## The records
┏━━
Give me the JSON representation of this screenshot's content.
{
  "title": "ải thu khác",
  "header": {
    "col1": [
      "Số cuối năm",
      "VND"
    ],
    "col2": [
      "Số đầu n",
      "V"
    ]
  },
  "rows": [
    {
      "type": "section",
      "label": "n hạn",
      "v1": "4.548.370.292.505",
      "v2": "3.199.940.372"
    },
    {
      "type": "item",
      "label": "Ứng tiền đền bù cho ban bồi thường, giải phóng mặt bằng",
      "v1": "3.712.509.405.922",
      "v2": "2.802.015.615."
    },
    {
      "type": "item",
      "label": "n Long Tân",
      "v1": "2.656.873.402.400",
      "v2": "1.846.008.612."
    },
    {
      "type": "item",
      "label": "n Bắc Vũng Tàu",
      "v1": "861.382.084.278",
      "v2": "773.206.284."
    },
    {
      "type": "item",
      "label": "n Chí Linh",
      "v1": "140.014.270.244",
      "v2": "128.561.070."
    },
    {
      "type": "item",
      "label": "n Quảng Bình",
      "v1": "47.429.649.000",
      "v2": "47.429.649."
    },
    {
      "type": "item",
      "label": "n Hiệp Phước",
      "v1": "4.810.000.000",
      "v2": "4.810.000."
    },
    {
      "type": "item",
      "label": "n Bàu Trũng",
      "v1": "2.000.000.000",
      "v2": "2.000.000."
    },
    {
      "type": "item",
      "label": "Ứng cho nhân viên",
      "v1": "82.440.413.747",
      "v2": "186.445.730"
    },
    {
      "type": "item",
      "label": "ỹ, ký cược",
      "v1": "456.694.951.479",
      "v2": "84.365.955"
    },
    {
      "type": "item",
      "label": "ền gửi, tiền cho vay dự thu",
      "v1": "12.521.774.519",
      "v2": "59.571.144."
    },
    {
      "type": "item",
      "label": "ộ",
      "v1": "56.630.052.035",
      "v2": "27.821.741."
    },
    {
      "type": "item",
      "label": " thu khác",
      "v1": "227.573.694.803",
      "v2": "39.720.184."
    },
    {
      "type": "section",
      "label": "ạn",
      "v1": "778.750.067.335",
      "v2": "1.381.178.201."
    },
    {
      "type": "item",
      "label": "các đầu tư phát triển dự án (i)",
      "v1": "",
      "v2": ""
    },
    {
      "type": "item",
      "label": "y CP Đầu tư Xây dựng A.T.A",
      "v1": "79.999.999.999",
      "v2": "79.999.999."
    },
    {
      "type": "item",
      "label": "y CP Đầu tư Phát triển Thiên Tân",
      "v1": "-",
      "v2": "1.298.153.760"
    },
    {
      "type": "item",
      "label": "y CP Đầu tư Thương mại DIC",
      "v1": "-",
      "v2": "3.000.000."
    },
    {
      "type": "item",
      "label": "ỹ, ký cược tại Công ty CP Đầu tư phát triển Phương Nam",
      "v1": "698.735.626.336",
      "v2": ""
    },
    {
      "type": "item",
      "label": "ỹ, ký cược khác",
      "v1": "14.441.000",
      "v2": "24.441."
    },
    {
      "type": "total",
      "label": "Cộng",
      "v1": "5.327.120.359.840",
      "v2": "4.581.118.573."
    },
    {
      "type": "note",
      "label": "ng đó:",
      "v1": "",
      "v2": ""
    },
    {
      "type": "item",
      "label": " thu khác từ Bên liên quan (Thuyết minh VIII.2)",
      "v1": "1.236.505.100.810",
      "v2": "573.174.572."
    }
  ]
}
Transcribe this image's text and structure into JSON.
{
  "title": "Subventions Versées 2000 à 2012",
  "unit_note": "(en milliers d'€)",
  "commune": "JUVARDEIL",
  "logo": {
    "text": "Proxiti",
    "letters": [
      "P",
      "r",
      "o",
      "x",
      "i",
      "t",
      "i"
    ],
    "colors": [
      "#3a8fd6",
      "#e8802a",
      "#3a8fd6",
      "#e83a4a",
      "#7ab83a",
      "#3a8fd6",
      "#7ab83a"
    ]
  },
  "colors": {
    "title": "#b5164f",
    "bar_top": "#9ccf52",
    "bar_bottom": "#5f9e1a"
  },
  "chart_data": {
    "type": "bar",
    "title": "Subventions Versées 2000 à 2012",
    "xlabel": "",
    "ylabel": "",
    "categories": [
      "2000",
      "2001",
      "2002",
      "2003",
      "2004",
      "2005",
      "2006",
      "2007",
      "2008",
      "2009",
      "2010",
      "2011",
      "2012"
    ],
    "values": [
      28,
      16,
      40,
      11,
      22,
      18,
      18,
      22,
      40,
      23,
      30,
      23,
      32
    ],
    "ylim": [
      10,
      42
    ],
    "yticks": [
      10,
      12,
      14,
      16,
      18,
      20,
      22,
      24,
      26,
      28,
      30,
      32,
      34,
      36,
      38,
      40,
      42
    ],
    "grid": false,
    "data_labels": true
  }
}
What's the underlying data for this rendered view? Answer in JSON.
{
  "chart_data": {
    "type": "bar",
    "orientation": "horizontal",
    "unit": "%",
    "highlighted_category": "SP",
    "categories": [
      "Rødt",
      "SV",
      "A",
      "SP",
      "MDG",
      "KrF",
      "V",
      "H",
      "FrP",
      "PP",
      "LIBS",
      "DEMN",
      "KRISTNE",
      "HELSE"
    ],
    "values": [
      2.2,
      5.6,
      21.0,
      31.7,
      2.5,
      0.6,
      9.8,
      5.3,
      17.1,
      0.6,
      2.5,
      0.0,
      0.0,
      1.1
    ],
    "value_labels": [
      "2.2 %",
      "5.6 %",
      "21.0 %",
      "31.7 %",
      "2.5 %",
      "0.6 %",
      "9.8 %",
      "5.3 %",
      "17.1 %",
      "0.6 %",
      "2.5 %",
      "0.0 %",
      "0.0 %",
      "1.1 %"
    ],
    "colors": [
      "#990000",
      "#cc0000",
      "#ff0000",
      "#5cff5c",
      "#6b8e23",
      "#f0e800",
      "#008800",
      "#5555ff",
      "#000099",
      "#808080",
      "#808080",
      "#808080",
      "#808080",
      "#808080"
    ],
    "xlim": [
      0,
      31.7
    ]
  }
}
┗━━
## Task goal
Find every line that includes the string "Subventions". Report how many there are and nothing else.

## Completed exercise
2